**Task directions:**
Copy out the listing below line for line without changing any character, and leave out the pictures.
---------- Provided material
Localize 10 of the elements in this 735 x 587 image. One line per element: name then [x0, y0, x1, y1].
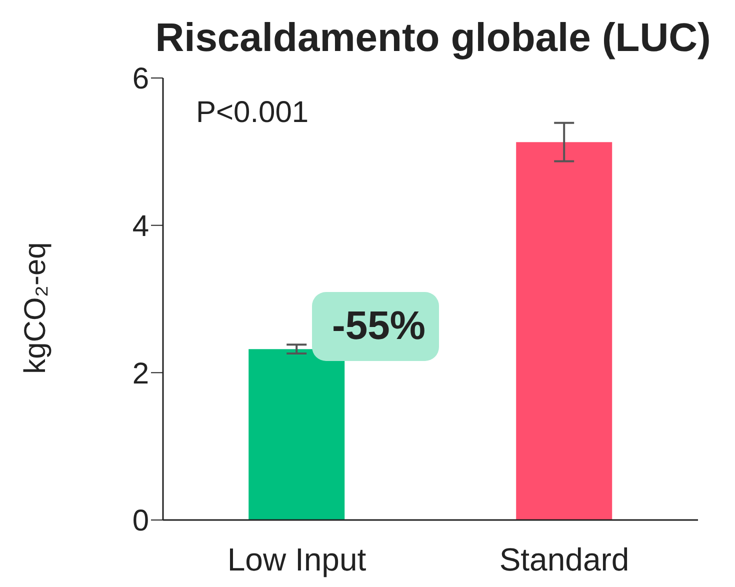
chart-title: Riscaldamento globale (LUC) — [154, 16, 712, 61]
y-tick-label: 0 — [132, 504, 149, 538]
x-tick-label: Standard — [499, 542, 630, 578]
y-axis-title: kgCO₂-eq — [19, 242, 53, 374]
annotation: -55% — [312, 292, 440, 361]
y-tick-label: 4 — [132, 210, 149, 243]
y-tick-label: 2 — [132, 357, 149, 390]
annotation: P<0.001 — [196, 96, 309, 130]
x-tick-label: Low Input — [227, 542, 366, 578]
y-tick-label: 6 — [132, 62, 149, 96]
--------------------
**Output:**
Localize 10 of the elements in this 735 x 587 image. One line per element: name then [x0, y0, x1, y1].
chart-title: Riscaldamento globale (LUC) — [154, 16, 712, 61]
y-tick-label: 0 — [132, 504, 149, 538]
x-tick-label: Standard — [499, 542, 630, 578]
y-axis-title: kgCO₂-eq — [19, 242, 53, 374]
annotation: -55% — [312, 292, 440, 361]
y-tick-label: 4 — [132, 210, 149, 243]
y-tick-label: 2 — [132, 357, 149, 390]
annotation: P<0.001 — [196, 96, 309, 130]
x-tick-label: Low Input — [227, 542, 366, 578]
y-tick-label: 6 — [132, 62, 149, 96]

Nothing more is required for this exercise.